● TO DO:
1. In the court decision below, by what date did the January 16, 2004 consent order require respondents to restore petitioner's gas services?
2. Name every party listed as a respondent in the caption of the court decision below.
3. Extend the court decision below, picking up after its final sentence.

● PASSAGE PROVIDED:
++++++

Decided on October 20, 2004
Civil Court of the City of New York, New York County

JUNE EKMAN, Petitioner,

against

JO FRA PROPERTIES, DENISE MISTRETTA, and DEPARTMENT OF HOUSING PRESERVATION AND DEVELOPMENT OF THE CITY OF NEW YORK, Respondents.



6502/2003



Jeffrey S. Ween & Associates, New York City (Jeffrey S. Ween of counsel), for petitioner.

Rose & Rose, New York City (David P. Haberman of counsel), for respondents.

Gerald Lebovits, J.

Claiming that she had been without gas service in her third-floor loft since August 2003, petitioner commenced this Housing Part (HP) proceeding against respondents Jo Fra Properties and Denise Mistretta in November 2003. In a consent order dated November 24, 2003, the Honorable Kevin C. McClanahan directed respondents to restore petitioner's gas service. On November 25, 2003, Judge McClanahan stayed enforcement of his order until December 3, 2003, for respondents to install electrical lines, electrical heaters, and electrical hot-water heaters in petitioner's loft. On December 5, 2003, the parties entered into a stipulation in which petitioner agreed to extend respondents' time to restore gas services until January 15, 2004, and respondents agreed to give petitioner's attorney weekly written progress reports about the status of restoring petitioner's gas services. On January 16, 2004, a consent order both parties signed required respondents to restore petitioner's gas services by February 15, 2004, and to reimburse petitioner for the expenses she incurred by being displaced from her home. Respondents agreed to pay [*2]petitioner up to $2600 a month for her relocation costs through January 14, 2004, and up to $125 a week for her to rent a business studio. Respondents complied with that part of the agreement that required them to pay petitioner for her relocation and rental expenses.

++++++

● INFORMATION GIVEN:
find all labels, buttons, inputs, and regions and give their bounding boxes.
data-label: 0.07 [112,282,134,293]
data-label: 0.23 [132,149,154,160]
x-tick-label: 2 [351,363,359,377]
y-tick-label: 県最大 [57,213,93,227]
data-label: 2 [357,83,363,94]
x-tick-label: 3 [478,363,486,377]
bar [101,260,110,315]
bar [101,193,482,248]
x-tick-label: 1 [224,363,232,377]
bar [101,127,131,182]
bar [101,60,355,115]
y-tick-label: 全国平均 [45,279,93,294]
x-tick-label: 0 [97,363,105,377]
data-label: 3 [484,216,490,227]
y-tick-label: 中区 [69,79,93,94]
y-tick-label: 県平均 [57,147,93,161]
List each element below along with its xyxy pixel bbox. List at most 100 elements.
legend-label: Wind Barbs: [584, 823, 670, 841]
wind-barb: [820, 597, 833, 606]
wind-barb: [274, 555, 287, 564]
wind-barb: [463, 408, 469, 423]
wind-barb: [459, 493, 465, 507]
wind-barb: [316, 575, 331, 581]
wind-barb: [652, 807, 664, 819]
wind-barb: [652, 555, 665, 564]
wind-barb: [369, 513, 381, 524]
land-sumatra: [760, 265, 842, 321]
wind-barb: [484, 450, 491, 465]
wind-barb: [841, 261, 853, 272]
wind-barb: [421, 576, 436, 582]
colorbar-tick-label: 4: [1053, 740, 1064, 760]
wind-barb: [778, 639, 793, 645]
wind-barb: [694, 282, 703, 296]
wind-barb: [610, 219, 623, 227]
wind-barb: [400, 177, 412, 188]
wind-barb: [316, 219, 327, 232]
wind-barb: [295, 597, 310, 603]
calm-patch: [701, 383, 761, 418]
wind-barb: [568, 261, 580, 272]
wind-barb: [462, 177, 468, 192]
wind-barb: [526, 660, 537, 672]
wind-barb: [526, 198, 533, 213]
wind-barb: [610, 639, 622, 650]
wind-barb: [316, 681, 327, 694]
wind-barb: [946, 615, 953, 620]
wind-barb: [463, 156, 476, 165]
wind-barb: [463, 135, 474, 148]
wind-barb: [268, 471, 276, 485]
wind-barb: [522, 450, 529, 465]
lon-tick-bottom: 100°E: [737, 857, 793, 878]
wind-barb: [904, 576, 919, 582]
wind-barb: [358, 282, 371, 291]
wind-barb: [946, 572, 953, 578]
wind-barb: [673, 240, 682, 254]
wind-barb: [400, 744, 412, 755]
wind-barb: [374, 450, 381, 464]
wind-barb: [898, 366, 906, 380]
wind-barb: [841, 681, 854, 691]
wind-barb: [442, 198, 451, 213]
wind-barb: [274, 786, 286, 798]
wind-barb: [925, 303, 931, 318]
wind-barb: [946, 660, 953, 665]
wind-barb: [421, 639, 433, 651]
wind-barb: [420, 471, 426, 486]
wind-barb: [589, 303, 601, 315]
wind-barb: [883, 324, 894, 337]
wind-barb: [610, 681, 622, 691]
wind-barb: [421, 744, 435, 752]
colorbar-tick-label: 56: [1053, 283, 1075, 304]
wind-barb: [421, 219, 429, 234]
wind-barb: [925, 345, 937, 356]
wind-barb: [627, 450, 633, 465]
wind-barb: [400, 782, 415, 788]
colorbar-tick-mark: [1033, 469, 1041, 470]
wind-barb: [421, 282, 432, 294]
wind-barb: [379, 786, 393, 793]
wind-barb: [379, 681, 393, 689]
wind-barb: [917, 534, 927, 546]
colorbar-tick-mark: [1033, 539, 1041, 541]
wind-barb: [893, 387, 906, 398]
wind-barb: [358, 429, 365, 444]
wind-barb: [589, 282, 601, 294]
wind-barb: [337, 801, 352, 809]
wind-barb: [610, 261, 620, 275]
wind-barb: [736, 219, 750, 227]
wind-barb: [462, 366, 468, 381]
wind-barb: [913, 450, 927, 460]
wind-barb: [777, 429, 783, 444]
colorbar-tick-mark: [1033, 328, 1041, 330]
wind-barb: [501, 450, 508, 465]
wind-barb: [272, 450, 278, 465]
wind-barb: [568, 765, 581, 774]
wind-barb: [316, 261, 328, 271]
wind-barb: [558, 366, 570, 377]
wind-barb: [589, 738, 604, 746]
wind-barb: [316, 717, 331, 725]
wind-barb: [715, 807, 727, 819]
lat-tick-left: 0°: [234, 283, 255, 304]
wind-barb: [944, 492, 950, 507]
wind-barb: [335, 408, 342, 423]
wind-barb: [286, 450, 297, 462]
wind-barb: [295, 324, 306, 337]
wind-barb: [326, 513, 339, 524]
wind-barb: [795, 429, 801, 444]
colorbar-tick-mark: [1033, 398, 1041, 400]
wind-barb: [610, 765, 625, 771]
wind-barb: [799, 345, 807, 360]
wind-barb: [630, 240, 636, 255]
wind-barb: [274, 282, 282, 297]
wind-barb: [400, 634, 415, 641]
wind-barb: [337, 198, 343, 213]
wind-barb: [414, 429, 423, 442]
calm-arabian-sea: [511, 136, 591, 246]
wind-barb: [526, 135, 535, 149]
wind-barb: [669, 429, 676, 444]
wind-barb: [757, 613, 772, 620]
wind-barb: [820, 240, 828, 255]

++++++

● RESULTS FOR EACH TASK:
1. February 15, 2004.

2. Jo Fra Properties; Denise Mistretta; Department of Housing Preservation and Development of the City of New York

3.
On March 3, 2004, petitioner brought an order to show cause to restore the case to hold respondents in contempt of court. Petitioner alleged that she received no status reports for the weeks of January 16, 2004, January 23, 2004, and February 6, 2004, and that the weekly reports dated January 30, 2004, and February 13, 20, and 27, 2004, were insufficient to apprise her of the status of the repairs. On April 14, 2004, the parties entered into a stipulation to extend until May 10, 2004, the time for respondents to restore gas services. Under the April 14 stipulation, petitioner withdrew the March 3, 2004, order to show cause to hold respondents in contempt. The April 14 stipulation also required that all the terms of the January 16 consent order continue to be given full force and effect until May 10, 2004. In the April 14 stipulation, respondents further agreed to restore running cold water by April 16, 2004, and to pay $7500 for petitioner's attorney fees, $1162 for petitioner's relocation fees, and $3000 in civil penalties in addition to the amounts agreed to on January 16, 2004. Respondents restored petitioner's running cold water before April 16, 2004. Respondents also paid petitioner the agreed amounts for her attorney fees and relocation costs and for the civil penalties.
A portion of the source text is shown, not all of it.